Written problem
Which lines in the records below contain the word "Permissions"? Copy each one out.

Provided data
----------

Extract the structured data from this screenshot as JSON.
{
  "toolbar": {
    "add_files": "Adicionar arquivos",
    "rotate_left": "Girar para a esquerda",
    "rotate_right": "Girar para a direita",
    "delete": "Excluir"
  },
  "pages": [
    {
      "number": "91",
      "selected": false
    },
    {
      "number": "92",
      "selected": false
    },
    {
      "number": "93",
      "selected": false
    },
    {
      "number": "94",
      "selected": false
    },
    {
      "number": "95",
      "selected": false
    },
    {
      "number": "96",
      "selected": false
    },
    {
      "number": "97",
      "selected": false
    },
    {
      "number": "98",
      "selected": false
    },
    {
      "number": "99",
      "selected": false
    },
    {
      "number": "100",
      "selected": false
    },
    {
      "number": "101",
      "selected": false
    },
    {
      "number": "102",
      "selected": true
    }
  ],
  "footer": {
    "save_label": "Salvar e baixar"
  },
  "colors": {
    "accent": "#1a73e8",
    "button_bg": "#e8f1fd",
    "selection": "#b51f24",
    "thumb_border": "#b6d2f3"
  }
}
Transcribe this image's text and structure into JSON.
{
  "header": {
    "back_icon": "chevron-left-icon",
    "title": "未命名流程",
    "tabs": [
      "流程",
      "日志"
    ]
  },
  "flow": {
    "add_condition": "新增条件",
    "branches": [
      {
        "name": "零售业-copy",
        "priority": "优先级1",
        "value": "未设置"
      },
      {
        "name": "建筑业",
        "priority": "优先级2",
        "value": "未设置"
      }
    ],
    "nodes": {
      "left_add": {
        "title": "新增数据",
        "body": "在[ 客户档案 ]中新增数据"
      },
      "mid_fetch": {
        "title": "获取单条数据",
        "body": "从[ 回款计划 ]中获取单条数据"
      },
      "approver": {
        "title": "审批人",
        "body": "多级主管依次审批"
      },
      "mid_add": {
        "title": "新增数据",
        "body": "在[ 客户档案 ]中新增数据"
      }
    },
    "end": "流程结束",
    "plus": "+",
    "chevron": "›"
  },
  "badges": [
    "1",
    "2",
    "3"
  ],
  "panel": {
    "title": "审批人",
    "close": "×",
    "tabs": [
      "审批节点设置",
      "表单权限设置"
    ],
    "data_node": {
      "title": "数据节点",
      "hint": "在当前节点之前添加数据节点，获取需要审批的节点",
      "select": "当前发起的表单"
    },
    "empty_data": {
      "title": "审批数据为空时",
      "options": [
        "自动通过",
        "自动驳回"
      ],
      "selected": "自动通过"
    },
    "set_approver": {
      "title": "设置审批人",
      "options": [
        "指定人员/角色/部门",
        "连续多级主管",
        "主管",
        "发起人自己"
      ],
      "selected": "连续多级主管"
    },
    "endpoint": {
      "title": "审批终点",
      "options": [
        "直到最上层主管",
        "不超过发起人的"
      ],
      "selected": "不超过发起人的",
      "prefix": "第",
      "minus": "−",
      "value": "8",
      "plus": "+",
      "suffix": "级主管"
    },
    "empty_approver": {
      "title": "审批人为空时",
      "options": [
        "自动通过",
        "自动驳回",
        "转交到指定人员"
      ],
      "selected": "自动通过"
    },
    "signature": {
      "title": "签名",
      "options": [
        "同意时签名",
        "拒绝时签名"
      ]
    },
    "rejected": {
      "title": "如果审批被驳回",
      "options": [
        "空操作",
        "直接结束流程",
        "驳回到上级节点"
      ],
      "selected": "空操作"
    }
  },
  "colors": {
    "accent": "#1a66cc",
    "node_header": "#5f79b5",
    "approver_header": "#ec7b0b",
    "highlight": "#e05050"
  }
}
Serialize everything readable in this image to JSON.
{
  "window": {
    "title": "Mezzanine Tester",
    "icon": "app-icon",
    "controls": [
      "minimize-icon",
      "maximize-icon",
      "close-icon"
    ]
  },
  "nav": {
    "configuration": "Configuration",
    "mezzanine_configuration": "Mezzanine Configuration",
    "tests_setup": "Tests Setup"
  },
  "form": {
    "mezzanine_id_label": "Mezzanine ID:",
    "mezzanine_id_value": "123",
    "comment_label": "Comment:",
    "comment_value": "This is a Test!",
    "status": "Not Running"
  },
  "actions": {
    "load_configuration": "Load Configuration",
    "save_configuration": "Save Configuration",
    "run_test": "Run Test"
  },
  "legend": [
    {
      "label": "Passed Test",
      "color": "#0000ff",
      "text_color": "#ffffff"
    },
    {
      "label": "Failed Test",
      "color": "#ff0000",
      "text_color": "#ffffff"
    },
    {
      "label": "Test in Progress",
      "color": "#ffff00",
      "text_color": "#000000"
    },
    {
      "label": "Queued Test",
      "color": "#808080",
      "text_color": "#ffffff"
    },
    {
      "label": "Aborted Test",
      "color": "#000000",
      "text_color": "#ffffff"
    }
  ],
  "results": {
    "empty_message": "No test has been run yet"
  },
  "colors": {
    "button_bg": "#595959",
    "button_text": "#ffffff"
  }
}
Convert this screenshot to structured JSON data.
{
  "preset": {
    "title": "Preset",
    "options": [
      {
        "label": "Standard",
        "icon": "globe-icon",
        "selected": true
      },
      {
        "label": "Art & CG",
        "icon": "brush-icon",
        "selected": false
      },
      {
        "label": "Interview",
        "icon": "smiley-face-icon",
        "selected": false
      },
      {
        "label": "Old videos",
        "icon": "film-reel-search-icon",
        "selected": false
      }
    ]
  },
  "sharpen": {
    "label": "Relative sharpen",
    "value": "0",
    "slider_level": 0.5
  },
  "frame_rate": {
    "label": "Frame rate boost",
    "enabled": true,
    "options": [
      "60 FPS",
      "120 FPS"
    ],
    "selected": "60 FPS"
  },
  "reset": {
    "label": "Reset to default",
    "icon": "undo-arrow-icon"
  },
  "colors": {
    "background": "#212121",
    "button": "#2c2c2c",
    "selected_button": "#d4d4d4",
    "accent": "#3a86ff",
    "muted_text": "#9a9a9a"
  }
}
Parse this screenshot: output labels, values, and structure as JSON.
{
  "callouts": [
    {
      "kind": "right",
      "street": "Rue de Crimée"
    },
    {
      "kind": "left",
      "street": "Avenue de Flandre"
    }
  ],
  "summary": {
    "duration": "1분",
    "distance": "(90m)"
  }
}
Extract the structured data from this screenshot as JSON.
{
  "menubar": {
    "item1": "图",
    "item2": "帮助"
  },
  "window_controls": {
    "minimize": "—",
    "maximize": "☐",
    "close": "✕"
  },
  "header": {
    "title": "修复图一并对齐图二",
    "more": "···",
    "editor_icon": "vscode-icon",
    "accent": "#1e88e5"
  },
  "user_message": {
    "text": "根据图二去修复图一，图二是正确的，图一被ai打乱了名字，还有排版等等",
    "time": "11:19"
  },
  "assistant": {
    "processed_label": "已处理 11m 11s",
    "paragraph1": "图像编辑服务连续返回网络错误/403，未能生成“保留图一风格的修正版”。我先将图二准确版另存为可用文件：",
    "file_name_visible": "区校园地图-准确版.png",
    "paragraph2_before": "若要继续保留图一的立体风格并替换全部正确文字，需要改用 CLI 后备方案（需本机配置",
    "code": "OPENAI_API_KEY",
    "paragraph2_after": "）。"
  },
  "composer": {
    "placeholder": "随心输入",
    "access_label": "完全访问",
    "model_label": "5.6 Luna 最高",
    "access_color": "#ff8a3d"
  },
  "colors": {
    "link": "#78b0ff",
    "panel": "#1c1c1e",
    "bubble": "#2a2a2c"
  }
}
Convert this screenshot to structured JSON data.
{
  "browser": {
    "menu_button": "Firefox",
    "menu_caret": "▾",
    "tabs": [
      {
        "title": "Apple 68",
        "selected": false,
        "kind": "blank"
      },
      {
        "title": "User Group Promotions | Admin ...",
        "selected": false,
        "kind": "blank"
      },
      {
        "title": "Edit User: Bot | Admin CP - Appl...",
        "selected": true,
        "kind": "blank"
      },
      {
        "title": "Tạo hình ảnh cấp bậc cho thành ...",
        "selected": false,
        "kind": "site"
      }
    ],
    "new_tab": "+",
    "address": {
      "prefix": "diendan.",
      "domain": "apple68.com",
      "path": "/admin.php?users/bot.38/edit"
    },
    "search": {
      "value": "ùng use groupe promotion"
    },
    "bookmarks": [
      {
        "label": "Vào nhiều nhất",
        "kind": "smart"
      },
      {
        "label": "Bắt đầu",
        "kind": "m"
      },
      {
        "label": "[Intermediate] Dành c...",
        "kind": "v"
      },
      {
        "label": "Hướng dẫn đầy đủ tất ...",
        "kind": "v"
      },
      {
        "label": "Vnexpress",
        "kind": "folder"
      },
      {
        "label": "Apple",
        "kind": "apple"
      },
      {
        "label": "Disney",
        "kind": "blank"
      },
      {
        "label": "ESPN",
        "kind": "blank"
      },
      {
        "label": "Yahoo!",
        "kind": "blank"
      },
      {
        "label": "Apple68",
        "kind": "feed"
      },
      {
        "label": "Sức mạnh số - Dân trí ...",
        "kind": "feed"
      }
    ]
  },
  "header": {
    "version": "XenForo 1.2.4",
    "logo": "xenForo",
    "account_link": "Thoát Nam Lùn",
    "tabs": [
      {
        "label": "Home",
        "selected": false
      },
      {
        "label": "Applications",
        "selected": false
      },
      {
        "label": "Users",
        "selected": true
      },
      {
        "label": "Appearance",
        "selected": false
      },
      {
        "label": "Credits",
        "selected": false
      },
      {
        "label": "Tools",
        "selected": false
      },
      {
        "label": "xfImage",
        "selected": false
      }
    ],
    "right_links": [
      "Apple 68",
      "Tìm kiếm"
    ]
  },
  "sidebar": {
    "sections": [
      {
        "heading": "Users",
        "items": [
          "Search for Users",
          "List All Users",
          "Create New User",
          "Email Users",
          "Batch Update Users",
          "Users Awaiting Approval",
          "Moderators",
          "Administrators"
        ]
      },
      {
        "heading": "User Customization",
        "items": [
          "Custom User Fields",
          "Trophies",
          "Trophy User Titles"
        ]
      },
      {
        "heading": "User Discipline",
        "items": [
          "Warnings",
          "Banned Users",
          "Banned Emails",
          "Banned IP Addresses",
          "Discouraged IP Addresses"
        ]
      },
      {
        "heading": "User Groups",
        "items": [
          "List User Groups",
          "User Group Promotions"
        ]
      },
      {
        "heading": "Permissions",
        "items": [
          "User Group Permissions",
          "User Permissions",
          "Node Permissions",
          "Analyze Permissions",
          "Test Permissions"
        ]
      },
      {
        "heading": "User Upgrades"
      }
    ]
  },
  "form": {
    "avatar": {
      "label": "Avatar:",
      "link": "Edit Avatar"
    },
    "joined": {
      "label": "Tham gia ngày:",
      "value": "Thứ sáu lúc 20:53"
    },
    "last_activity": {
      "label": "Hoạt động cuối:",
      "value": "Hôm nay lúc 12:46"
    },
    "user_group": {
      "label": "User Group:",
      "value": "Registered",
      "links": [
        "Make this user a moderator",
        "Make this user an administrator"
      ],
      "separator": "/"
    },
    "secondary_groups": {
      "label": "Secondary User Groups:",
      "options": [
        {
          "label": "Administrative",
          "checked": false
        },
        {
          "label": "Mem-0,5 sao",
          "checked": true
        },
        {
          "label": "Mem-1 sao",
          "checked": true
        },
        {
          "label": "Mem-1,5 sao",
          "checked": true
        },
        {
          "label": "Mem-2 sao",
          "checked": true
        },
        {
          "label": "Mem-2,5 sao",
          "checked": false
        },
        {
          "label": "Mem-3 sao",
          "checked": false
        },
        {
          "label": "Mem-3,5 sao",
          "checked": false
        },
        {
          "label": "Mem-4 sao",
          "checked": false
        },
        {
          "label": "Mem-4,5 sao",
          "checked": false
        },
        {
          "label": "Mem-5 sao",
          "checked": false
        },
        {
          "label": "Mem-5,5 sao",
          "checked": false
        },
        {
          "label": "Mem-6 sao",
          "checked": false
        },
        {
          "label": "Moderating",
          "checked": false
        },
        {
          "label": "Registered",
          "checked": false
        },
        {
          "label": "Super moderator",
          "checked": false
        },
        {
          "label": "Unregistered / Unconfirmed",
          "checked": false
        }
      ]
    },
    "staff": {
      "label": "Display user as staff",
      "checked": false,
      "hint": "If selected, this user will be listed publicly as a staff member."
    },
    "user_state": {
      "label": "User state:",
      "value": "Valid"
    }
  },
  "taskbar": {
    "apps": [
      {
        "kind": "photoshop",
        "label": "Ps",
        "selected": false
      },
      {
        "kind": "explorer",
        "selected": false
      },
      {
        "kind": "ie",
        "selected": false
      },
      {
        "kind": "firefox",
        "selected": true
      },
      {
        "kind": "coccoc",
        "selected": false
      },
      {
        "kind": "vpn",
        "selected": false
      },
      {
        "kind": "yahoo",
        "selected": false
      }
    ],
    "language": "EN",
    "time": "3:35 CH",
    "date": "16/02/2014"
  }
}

----------

Task solution
        "heading": "Permissions",
          "User Group Permissions",
          "User Permissions",
          "Node Permissions",
          "Analyze Permissions",
          "Test Permissions"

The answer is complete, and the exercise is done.